→ Brief: Quote the stretch of the essay on Russia's population decline from "Unless something changes" through "former Soviet Republics.".

→ Source extract:

Center for Strategic Communication

By Patricia H. Kushlis

After the Soviet Union collapsed in 1991, the Russian
Federation was and is still the world’s largest country.  Geographically that is.  It stretched and still stretches from
Murmansk to Vladivostok but lost its soft-underbelly – the Central Asian
republics which the Czar had incorporated into his expanding empire by the end
of the nineteenth century.  These
republics were also the locus of the Soviet Union’s highest birthrates. 

When Vladimir Putin became president in 1999, he warned his
countrymen that the Russian Federation’s population was declining by
approximately 750,000 people per year. In reality, the drop has only been a
loss of about 337,000 people annually according to Rosstat, the Russian
statistical agency.  A larger potential
drop was mitigated by immigration of Russians (and others) from other Soviet
republics especially in the turbulent years of 1991-2.  Nevertheless the overall decline has been
relentless.  Last year, Russia seemed to
have reversed the downward drift for the first time, but demographers warn that
the upswing is a short term blip on Russia’s overall population projection radar
screen.

Unless something changes dramatically, the same thing will
happen to the Russian Federation that happened to the Soviet Union – an overall
decline in Russians which can only be altered, according to Tony Wood in The London Review of Books, with increased
immigration from former Soviet Republics. 
Since most ethnic Russians have already left –sometime fled – those
other republics this means Central Asians willing to do the work Russians will
not and at a lower price. Yet they are too often viewed with distain by the
Russians in the cities to which they come to do their dirty work.   

By the end of the Soviet Union, Russians had become a
minority in their multiethnic empire. 
After the break up, however, Russians composed 81.5% of the new
federation’s population giving them a comfortable majority for a change. That
percentage remains stable over twenty years later.  Much of the domestic population growth – such
as it is – is concentrated in the troubled North Caucasus where Russians fight
a continued civil war with Chechen separatists and among a few other disaffected
minority groups.  Yet their numbers are
too small to matter.

Does a nation’s population decline equate to diminished
national stature internationally or do demographics even matter in the larger scheme of things?

The Russian population is still large – the
ninth largest in the world (142.9 million in 2010) but its wellbeing and
consequent longevity and productivity – especially for males – remain a
disaster for too many.  Or do Russia’s
nuclear weapons arsenal and the continuing high price for its’ primary
commodities – oil and gas – on the world market rank far more importantly in
international games of power and influence than numbers of its people?    

In short, what do the demographic realities mean for the
Russian Federation and Vladimir Putin on the world stage?

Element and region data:
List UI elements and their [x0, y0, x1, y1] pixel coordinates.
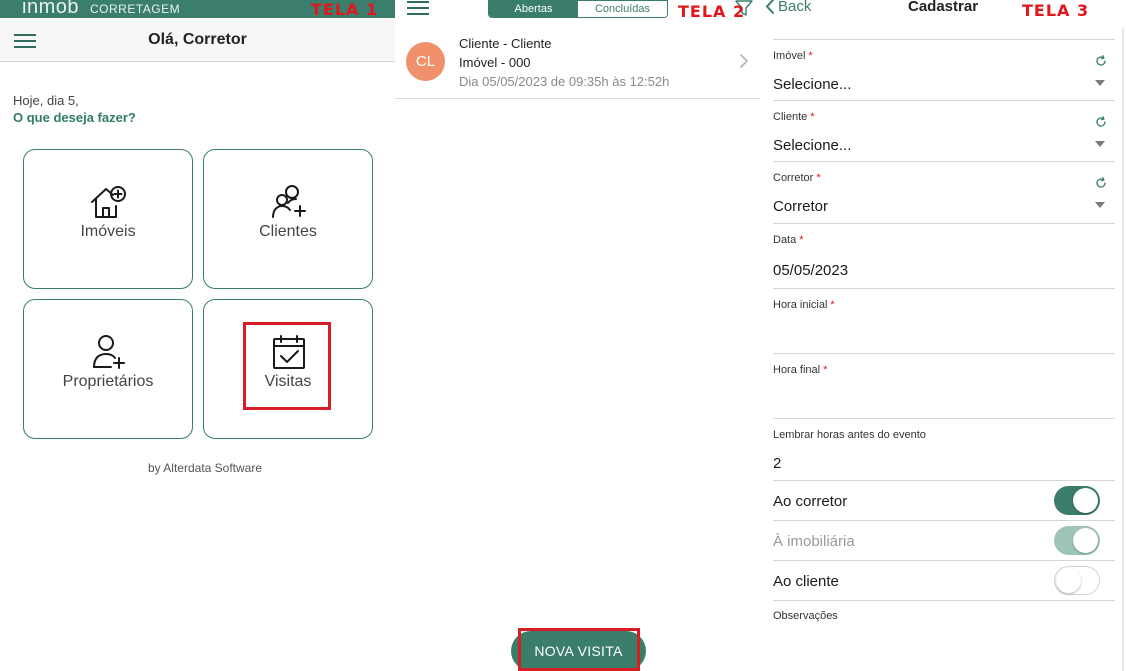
field-label: Cliente *: [773, 111, 815, 123]
imovel-select[interactable]: Imóvel * Selecione...: [773, 40, 1115, 101]
tela-3-annotation: TELA 3: [1022, 1, 1090, 20]
field-value: Selecione...: [773, 76, 852, 93]
tile-label: Imóveis: [80, 223, 136, 240]
user-plus-icon: [93, 335, 125, 369]
notify-broker-switch[interactable]: [1054, 486, 1100, 515]
status-segmented-control: Abertas Concluídas: [488, 0, 668, 18]
tab-abertas[interactable]: Abertas: [489, 1, 578, 17]
reminder-hours-field[interactable]: Lembrar horas antes do evento 2: [773, 419, 1115, 481]
brand-logo: inmob: [22, 0, 79, 18]
field-value: Corretor: [773, 198, 829, 215]
page-title: Cadastrar: [908, 0, 979, 15]
tab-concluidas[interactable]: Concluídas: [578, 1, 667, 17]
visit-list-item[interactable]: CL Cliente - Cliente Imóvel - 000 Dia 05…: [395, 26, 760, 99]
visit-datetime: Dia 05/05/2023 de 09:35h às 12:52h: [459, 74, 670, 89]
field-label: Data *: [773, 234, 804, 246]
visit-property: Imóvel - 000: [459, 55, 531, 70]
page-title: Olá, Corretor: [148, 31, 247, 48]
brand-subtitle: CORRETAGEM: [90, 2, 181, 16]
toggle-label: À imobiliária: [773, 533, 855, 550]
toggle-label: Ao corretor: [773, 493, 848, 510]
end-time-field[interactable]: Hora final *: [773, 354, 1115, 419]
house-plus-icon: [91, 186, 126, 218]
field-label: Imóvel *: [773, 50, 813, 62]
register-visit-screen: Back Cadastrar TELA 3 Imóvel * Selecione.…: [760, 0, 1126, 671]
highlight-visitas: [243, 322, 331, 410]
refresh-icon[interactable]: [1095, 177, 1107, 189]
tile-label: Proprietários: [62, 373, 154, 390]
start-time-field[interactable]: Hora inicial *: [773, 289, 1115, 354]
toggle-row-imobiliaria: À imobiliária: [773, 521, 1115, 561]
tela-1-annotation: TELA 1: [311, 0, 379, 19]
field-value: 2: [773, 455, 782, 472]
field-label: Corretor *: [773, 172, 821, 184]
greeting-text: Hoje, dia 5,: [13, 93, 79, 108]
scrollbar[interactable]: [1122, 28, 1124, 671]
chevron-right-icon: [740, 54, 749, 68]
toggle-label: Ao cliente: [773, 573, 839, 590]
corretor-select[interactable]: Corretor * Corretor: [773, 162, 1115, 224]
cliente-select[interactable]: Cliente * Selecione...: [773, 101, 1115, 162]
footer-credit: by Alterdata Software: [147, 461, 263, 475]
highlight-new-visit: [518, 628, 640, 671]
notify-agency-switch: [1054, 526, 1100, 555]
menu-icon[interactable]: [407, 1, 429, 15]
field-value: 05/05/2023: [773, 262, 849, 279]
visit-client: Cliente - Cliente: [459, 36, 552, 51]
field-label: Hora inicial *: [773, 299, 835, 311]
refresh-icon[interactable]: [1095, 116, 1107, 128]
back-button[interactable]: Back: [765, 0, 811, 15]
avatar: CL: [406, 42, 445, 81]
field-label: Lembrar horas antes do evento: [773, 429, 926, 441]
field-label: Hora final *: [773, 364, 828, 376]
toggle-row-cliente: Ao cliente: [773, 561, 1115, 601]
tile-label: Clientes: [259, 223, 317, 240]
visits-list-screen: Abertas Concluídas TELA 2 CL Cliente - C…: [395, 0, 760, 671]
field-value: Selecione...: [773, 137, 852, 154]
tile-proprietarios[interactable]: Proprietários: [23, 299, 193, 439]
tile-clientes[interactable]: Clientes: [203, 149, 373, 289]
chevron-left-icon: [765, 0, 774, 14]
home-screen: inmob CORRETAGEM TELA 1 Olá, Corretor Ho…: [0, 0, 395, 671]
tela-2-annotation: TELA 2: [678, 2, 746, 21]
chevron-down-icon: [1095, 80, 1105, 86]
notify-client-switch[interactable]: [1054, 566, 1100, 595]
users-plus-icon: [272, 185, 306, 218]
refresh-icon[interactable]: [1095, 55, 1107, 67]
nav-bar: Olá, Corretor: [0, 18, 395, 62]
observations-label: Observações: [773, 610, 838, 622]
date-field[interactable]: Data * 05/05/2023: [773, 224, 1115, 289]
chevron-down-icon: [1095, 202, 1105, 208]
question-text: O que deseja fazer?: [13, 110, 136, 125]
back-label: Back: [778, 0, 812, 15]
toggle-row-corretor: Ao corretor: [773, 481, 1115, 521]
chevron-down-icon: [1095, 141, 1105, 147]
tile-imoveis[interactable]: Imóveis: [23, 149, 193, 289]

→ Written response:
Unless something changes dramatically, the same thing will
happen to the Russian Federation that happened to the Soviet Union – an overall
decline in Russians which can only be altered, according to Tony Wood in The London Review of Books, with increased
immigration from former Soviet Republics.